What you are asked to do: Reproduce every line in the listing that contains the word "suffix".

Material provided:
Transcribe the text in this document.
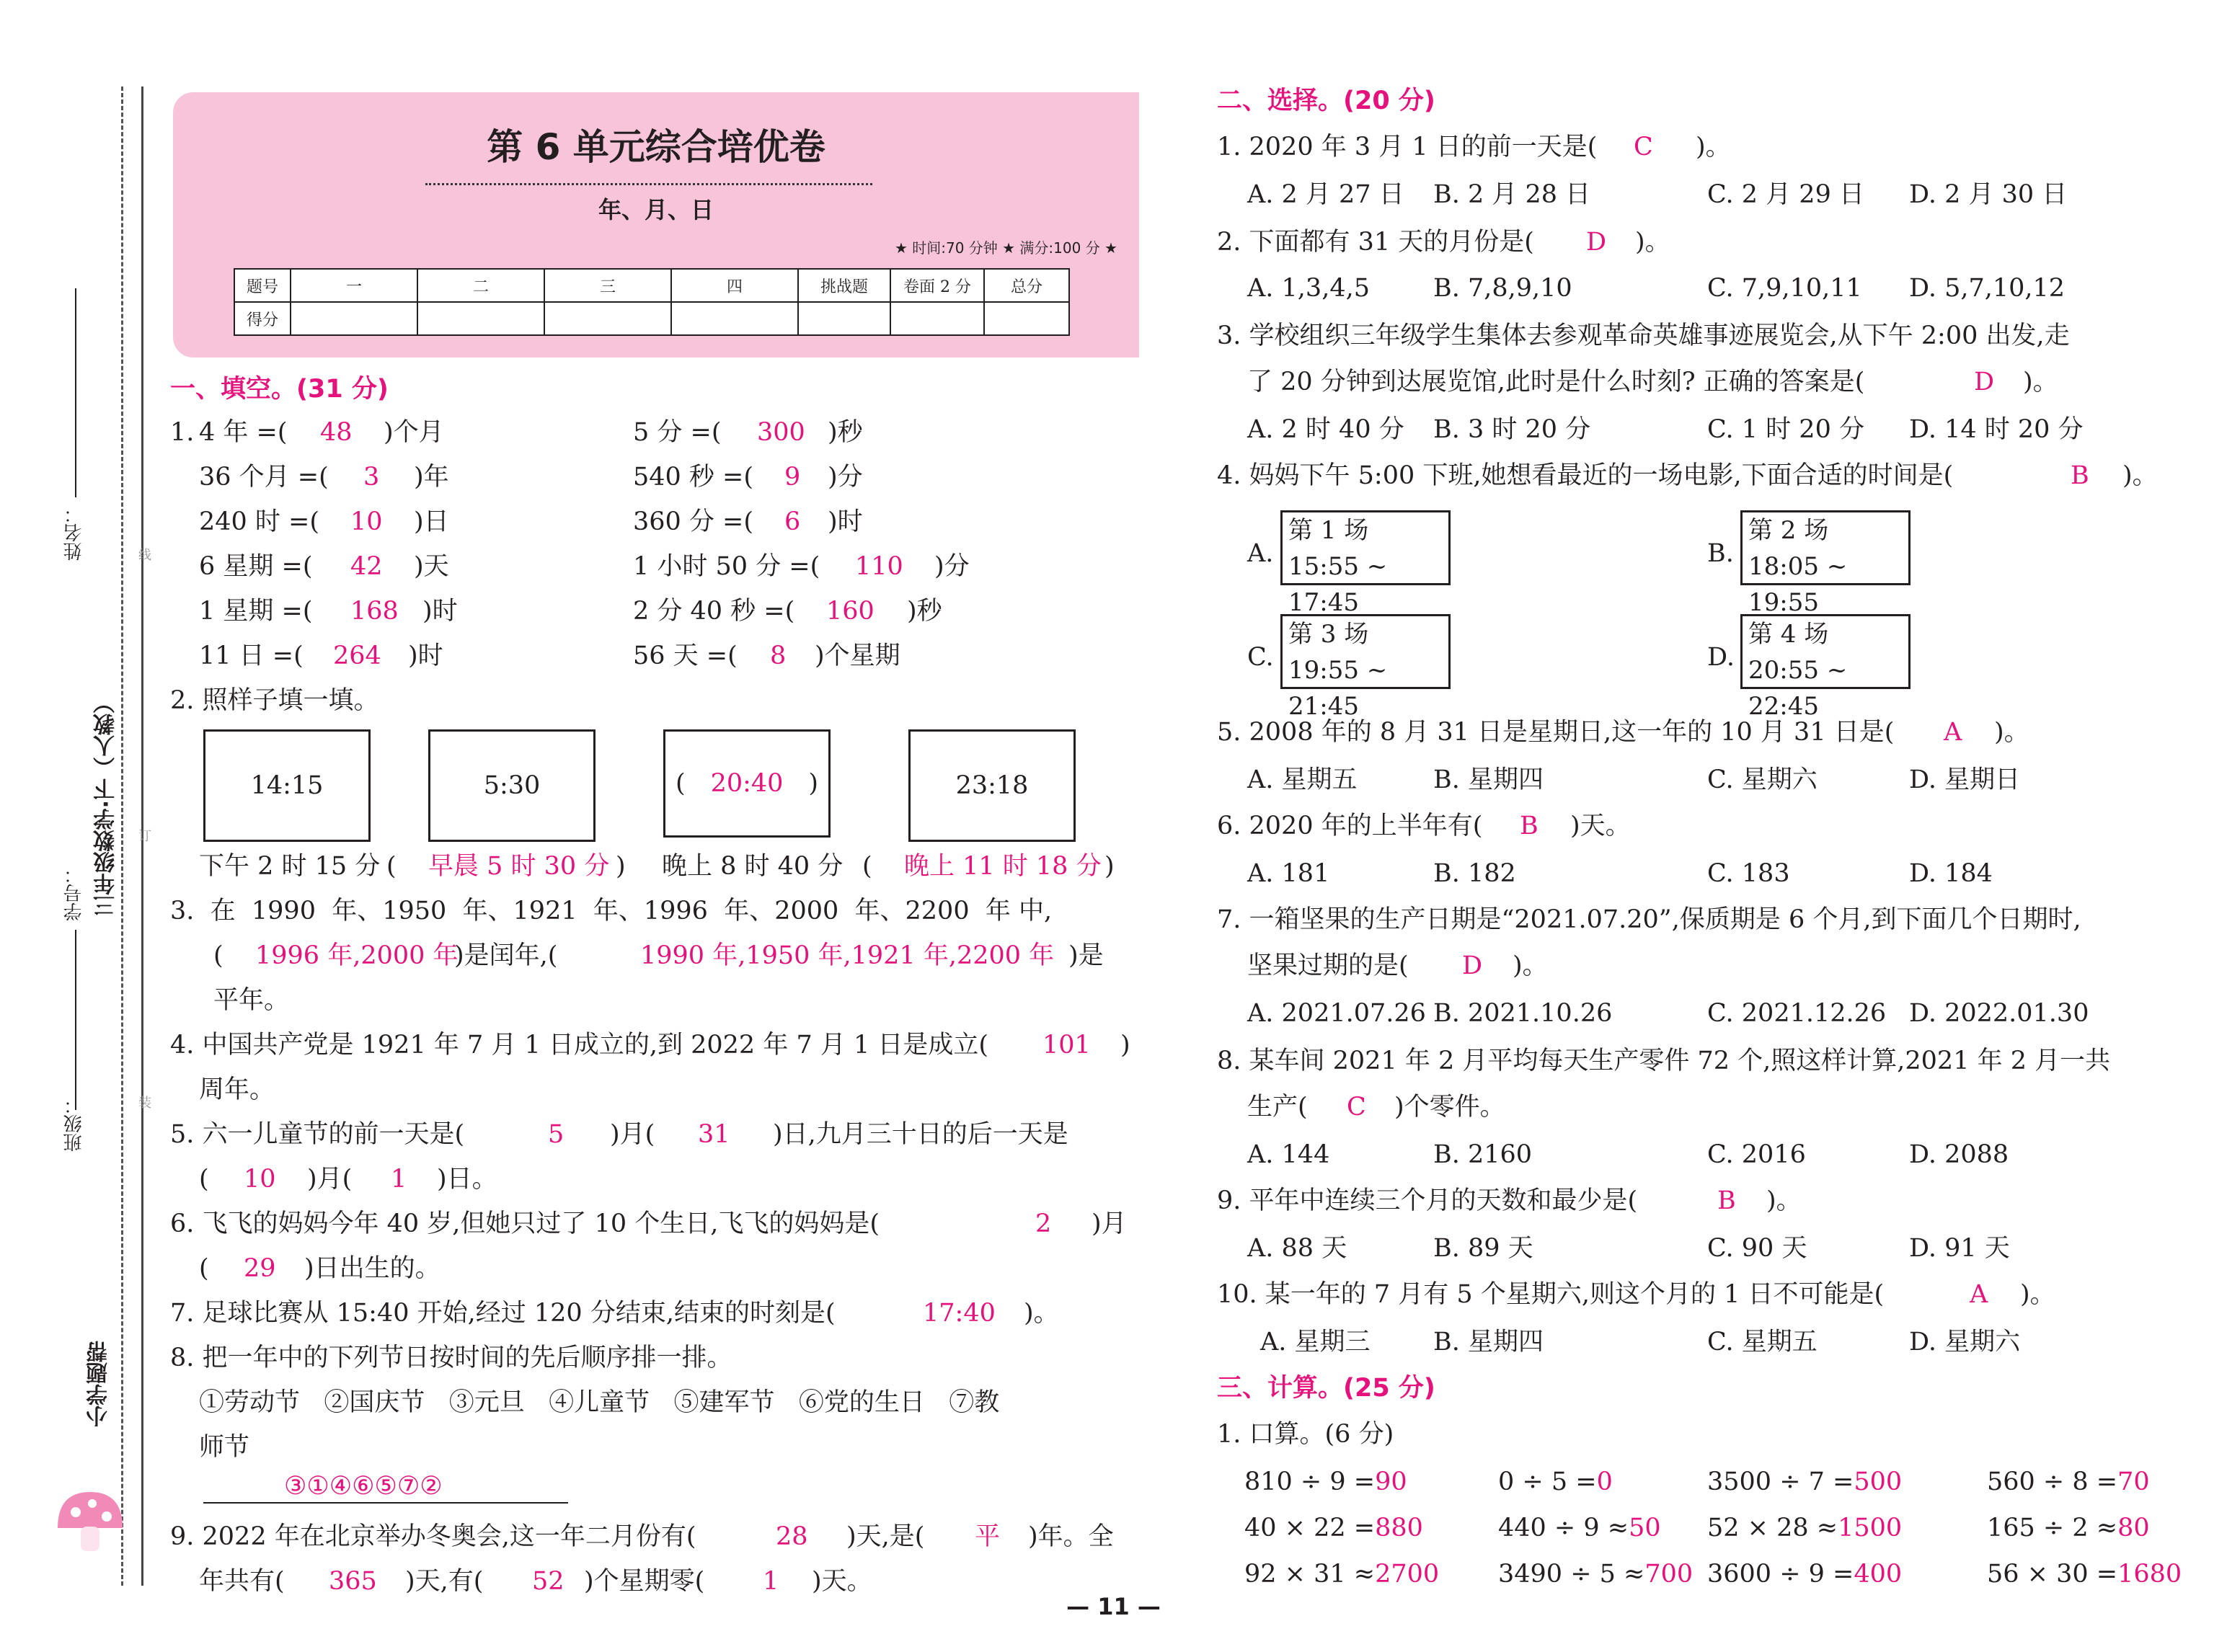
姓名：
学号：
班级：
三年级数学·下（人教）
小学题帮
线
订
装
第 6 单元综合培优卷
年、月、日
★ 时间:70 分钟 ★ 满分:100 分 ★
题号	一	二	三	四	挑战题	卷面 2 分	总分
得分							
一、填空。(31 分)
1. 4 年 =( 48 )个月
36 个月 =( 3 )年
240 时 =( 10 )日
6 星期 =( 42 )天
1 星期 =( 168 )时
11 日 =( 264 )时
5 分 =( 300 )秒
540 秒 =( 9 )分
360 分 =( 6 )时
1 小时 50 分 =( 110 )分
2 分 40 秒 =( 160 )秒
56 天 =( 8 )个星期
2. 照样子填一填。
14:15	5:30	( 20:40 )	23:18
下午 2 时 15 分 ( 早晨 5 时 30 分 ) 晚上 8 时 40 分 ( 晚上 11 时 18 分 )
3.  在  1990  年、1950  年、1921  年、1996  年、2000  年、2200  年 中,
( 1996 年,2000 年
)是闰年,(	1990 年,1950 年,1921 年,2200 年 )是
平年。
4. 中国共产党是 1921 年 7 月 1 日成立的,到 2022 年 7 月 1 日是成立( 101 )
周年。
5. 六一儿童节的前一天是(	5 )月( 31 )日,九月三十日的后一天是
( 10 )月( 1 )日。
6. 飞飞的妈妈今年 40 岁,但她只过了 10 个生日,飞飞的妈妈是(	2 )月
( 29 )日出生的。
7. 足球比赛从 15:40 开始,经过 120 分结束,结束的时刻是(	17:40 )。
8. 把一年中的下列节日按时间的先后顺序排一排。
①劳动节   ②国庆节   ③元旦   ④儿童节   ⑤建军节   ⑥党的生日   ⑦教
师节
③①④⑥⑤⑦②
9. 2022 年在北京举办冬奥会,这一年二月份有(	28 )天,是( 平 )年。全
年共有( 365 )天,有( 52 )个星期零( 1 )天。
二、选择。(20 分)
1. 2020 年 3 月 1 日的前一天是( C )。
A. 2 月 27 日 B. 2 月 28 日	C. 2 月 29 日 D. 2 月 30 日
2. 下面都有 31 天的月份是( D )。
A. 1,3,4,5	B. 7,8,9,10	C. 7,9,10,11 D. 5,7,10,12
3. 学校组织三年级学生集体去参观革命英雄事迹展览会,从下午 2:00 出发,走
了 20 分钟到达展览馆,此时是什么时刻? 正确的答案是(	D )。
A. 2 时 40 分 B. 3 时 20 分	C. 1 时 20 分 D. 14 时 20 分
4. 妈妈下午 5:00 下班,她想看最近的一场电影,下面合适的时间是(	B )。
A.
第 1 场
15:55 ~ 17:45
B.
第 2 场
18:05 ~ 19:55
C.
第 3 场
19:55 ~ 21:45
D.
第 4 场
20:55 ~ 22:45
5. 2008 年的 8 月 31 日是星期日,这一年的 10 月 31 日是( A )。
A. 星期五	B. 星期四	C. 星期六	D. 星期日
6. 2020 年的上半年有( B )天。
A. 181	B. 182	C. 183	D. 184
7. 一箱坚果的生产日期是“2021.07.20”,保质期是 6 个月,到下面几个日期时,
坚果过期的是( D )。
A. 2021.07.26 B. 2021.10.26	C. 2021.12.26 D. 2022.01.30
8. 某车间 2021 年 2 月平均每天生产零件 72 个,照这样计算,2021 年 2 月一共
生产( C )个零件。
A. 144	B. 2160	C. 2016	D. 2088
9. 平年中连续三个月的天数和最少是(	B )。
A. 88 天	B. 89 天	C. 90 天	D. 91 天
10. 某一年的 7 月有 5 个星期六,则这个月的 1 日不可能是(	A )。
A. 星期三 B. 星期四	C. 星期五	D. 星期六
三、计算。(25 分)
1. 口算。(6 分)
810 ÷ 9 =90	0 ÷ 5 =0	3500 ÷ 7 =500	560 ÷ 8 =70
40 × 22 =880	440 ÷ 9 ≈50 52 × 28 ≈1500	165 ÷ 2 ≈80
92 × 31 ≈2700 3490 ÷ 5 ≈700 3600 ÷ 9 =400	56 × 30 =1680
— 11 —
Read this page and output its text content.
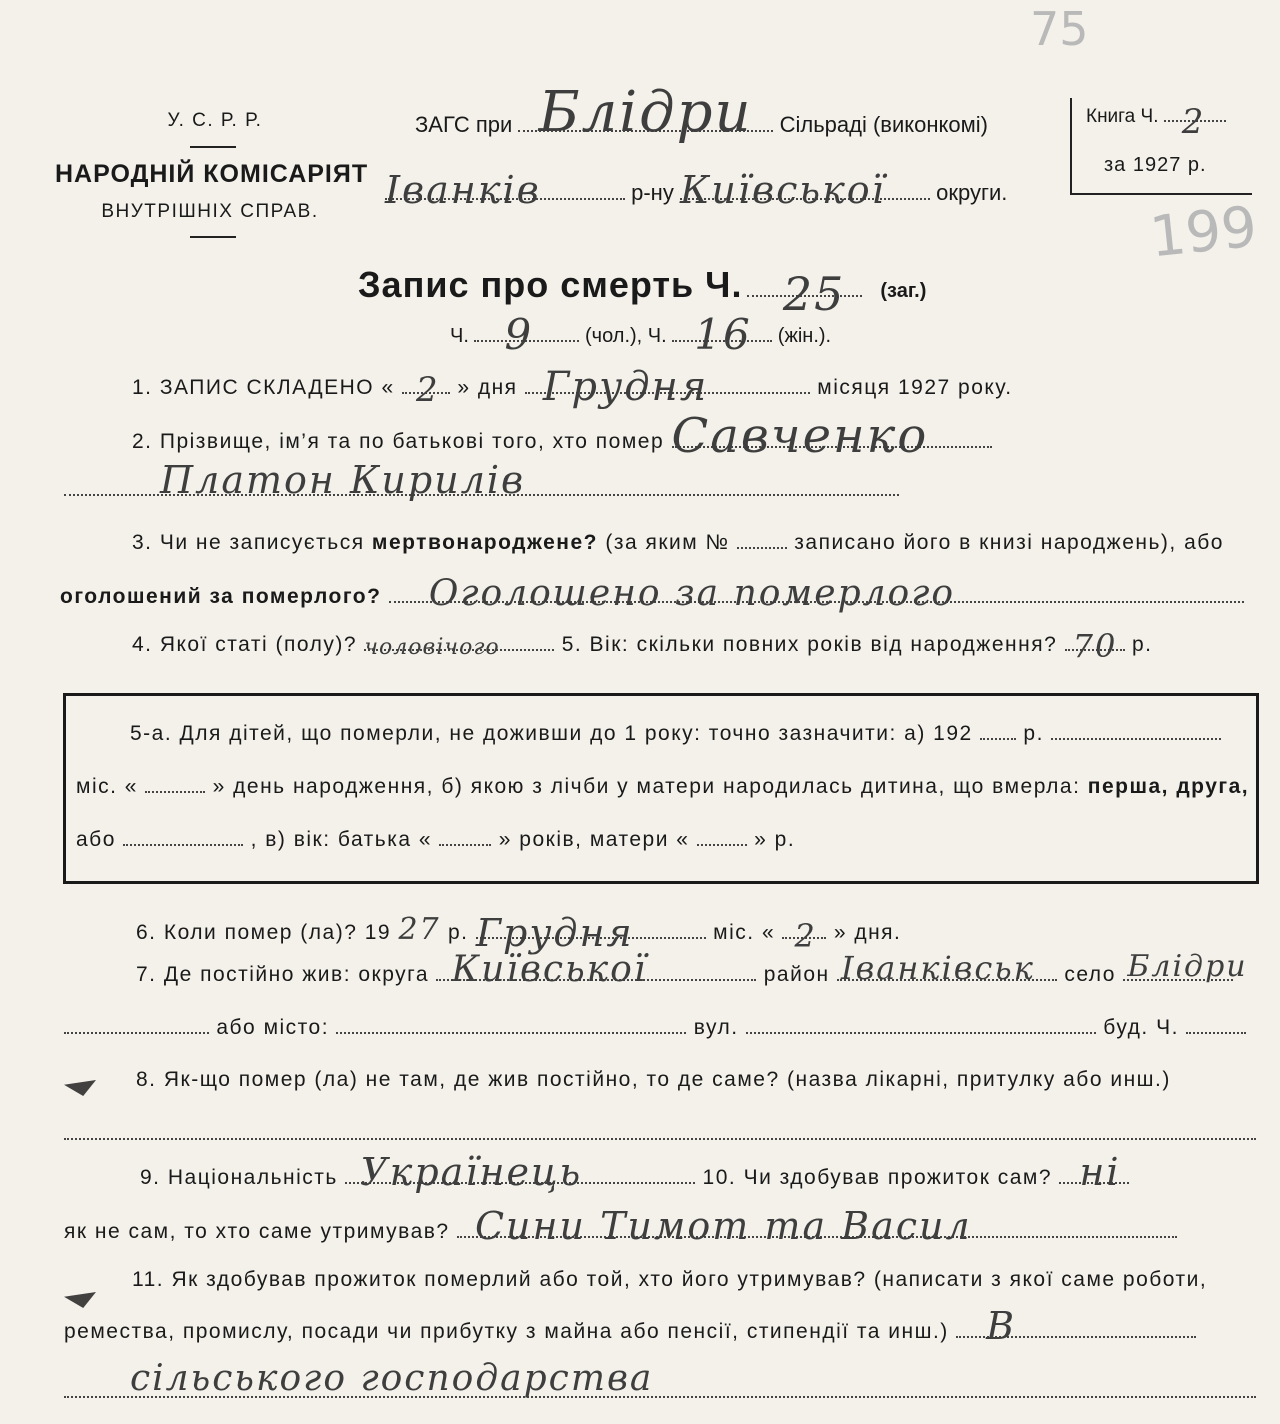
75
199
У. С. Р. Р.
НАРОДНІЙ КОМІСАРІЯТ
ВНУТРІШНІХ СПРАВ.
ЗАГС при Блідри Сільраді (виконкомі)
Іванків	р-ну Київської округи.
Книга Ч. 2
за 1927 р.
Запис про смерть Ч. 25 (заг.)
Ч. 9	(чол.), Ч. 16 (жін.).
1. ЗАПИС СКЛАДЕНО « 2 » дня Грудня	місяця 1927 року.
2. Прізвище, ім’я та по батькові того, хто помер Савченко
Платон Кирилів
3. Чи не записується мертвонароджене? (за яким №	записано його в книзі народжень), або
оголошений за померлого? Оголошено за померлого
4. Якої статі (полу)? чоловічого	5. Вік: скільки повних років від народження? 70 р.
5-а. Для дітей, що померли, не доживши до 1 року: точно зазначити: а) 192 р.
міс. «	» день народження, б) якою з лічби у матери народилась дитина, що вмерла: перша, друга,
або	, в) вік: батька «	» років, матери «	» р.
6. Коли помер (ла)? 19 27 р. Грудня	міс. « 2 » дня.
7. Де постійно жив: округа Київської	район Іванківськ село Блідри
або місто:	вул.	буд. Ч.
8. Як-що помер (ла) не там, де жив постійно, то де саме? (назва лікарні, притулку або инш.)
9. Національність Українець	10. Чи здобував прожиток сам? ні
як не сам, то хто саме утримував? Сини Тимот та Васил
11. Як здобував прожиток померлий або той, хто його утримував? (написати з якої саме роботи,
ремества, промислу, посади чи прибутку з майна або пенсії, стипендії та инш.) В
сільського господарства
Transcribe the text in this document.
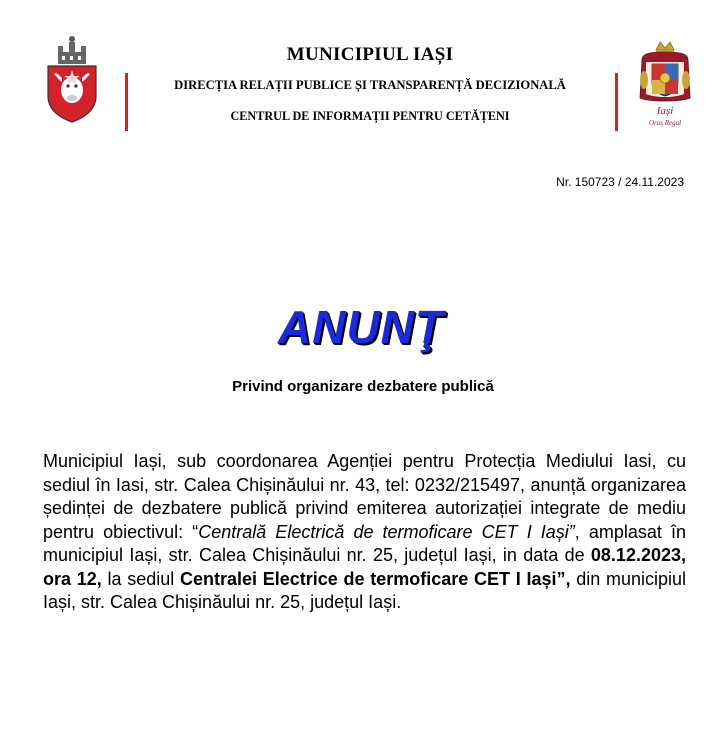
MUNICIPIUL IAȘI
DIRECȚIA RELAȚII PUBLICE ȘI TRANSPARENȚĂ DECIZIONALĂ
CENTRUL DE INFORMAȚII PENTRU CETĂȚENI	Iași
Oraș Regal
Nr. 150723 / 24.11.2023
ANUNŢ
Privind organizare dezbatere publică
Municipiul Iași, sub coordonarea Agenției pentru Protecția Mediului Iasi, cu sediul în Iasi, str. Calea Chișinăului nr. 43, tel: 0232/215497, anunță organizarea ședinței de dezbatere publică privind emiterea autorizației integrate de mediu pentru obiectivul: “Centrală Electrică de termoficare CET I Iași”, amplasat în municipiul Iași, str. Calea Chișinăului nr. 25, județul Iași, in data de 08.12.2023, ora 12, la sediul Centralei Electrice de termoficare CET I Iași”, din municipiul Iași, str. Calea Chișinăului nr. 25, județul Iași.
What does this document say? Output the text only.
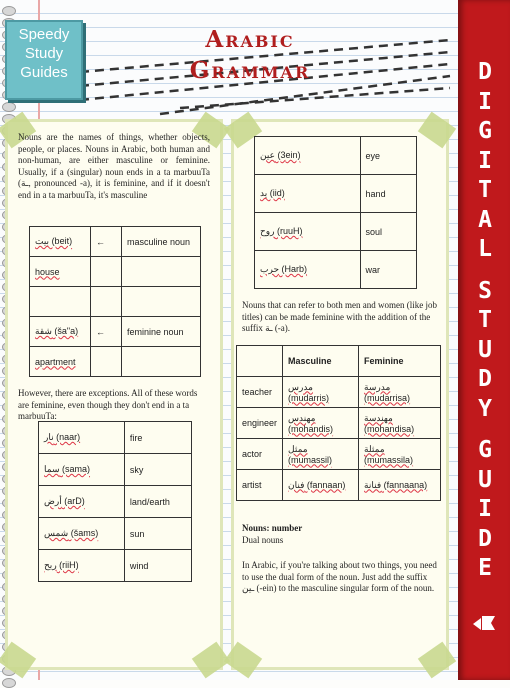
Speedy
Study
Guides
Arabic
Grammar
Nouns are the names of things, whether objects, people, or places. Nouns in Arabic, both human and non-human, are either masculine or feminine. Usually, if a (singular) noun ends in a ta marbuuTa (ـة, pronounced -a), it is feminine, and if it doesn't end in a ta marbuuTa, it's masculine
بيت (beit)	←	masculine noun
house		

شقة (ša"a)	←	feminine noun
apartment		
However, there are exceptions. All of these words are feminine, even though they don't end in a ta marbuuTa:
نار (naar)	fire
سما (sama)	sky
أرض (arD)	land/earth
شمس (šams)	sun
ريح (riiH)	wind
عين (3ein)	eye
يد (iid)	hand
روح (ruuH)	soul
حرب (Harb)	war
Nouns that can refer to both men and women (like job titles) can be made feminine with the addition of the suffix ـة (-a).
	Masculine	Feminine
teacher	مدرس (mudarris)	مدرسة (mudarrisa)
engineer	مهندس (mohandis)	مهندسة (mohandisa)
actor	ممثل (mumassil)	ممثلة (mumassila)
artist	فنان (fannaan)	فنانة (fannaana)
Nouns: number
Dual nouns
In Arabic, if you're talking about two things, you need to use the dual form of the noun. Just add the suffix ـين (-ein) to the masculine singular form of the noun.
D
I
G
I
T
A
L

S
T
U
D
Y

G
U
I
D
E
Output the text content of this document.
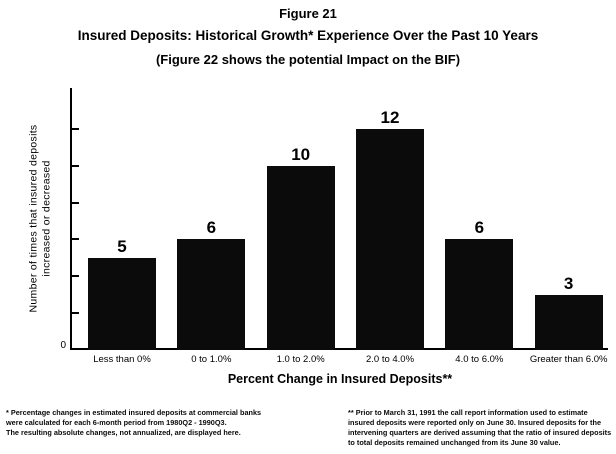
Figure 21
Insured Deposits: Historical Growth* Experience Over the Past 10 Years
(Figure 22 shows the potential Impact on the BIF)
Number of times that insured deposits increased or decreased
0
5
Less than 0%
6
0 to 1.0%
10
1.0 to 2.0%
12
2.0 to 4.0%
6
4.0 to 6.0%
3
Greater than 6.0%
Percent Change in Insured Deposits**
* Percentage changes in estimated insured deposits at commercial banks
were calculated for each 6-month period from 1980Q2 - 1990Q3.
The resulting absolute changes, not annualized, are displayed here.
** Prior to March 31, 1991 the call report information used to estimate
insured deposits were reported only on June 30. Insured deposits for the
intervening quarters are derived assuming that the ratio of insured deposits
to total deposits remained unchanged from its June 30 value.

The response:
Nouns that can refer to both men and women (like job titles) can be made feminine with the addition of the suffix ـة (-a).
In Arabic, if you're talking about two things, you need to use the dual form of the noun. Just add the suffix ـين (-ein) to the masculine singular form of the noun.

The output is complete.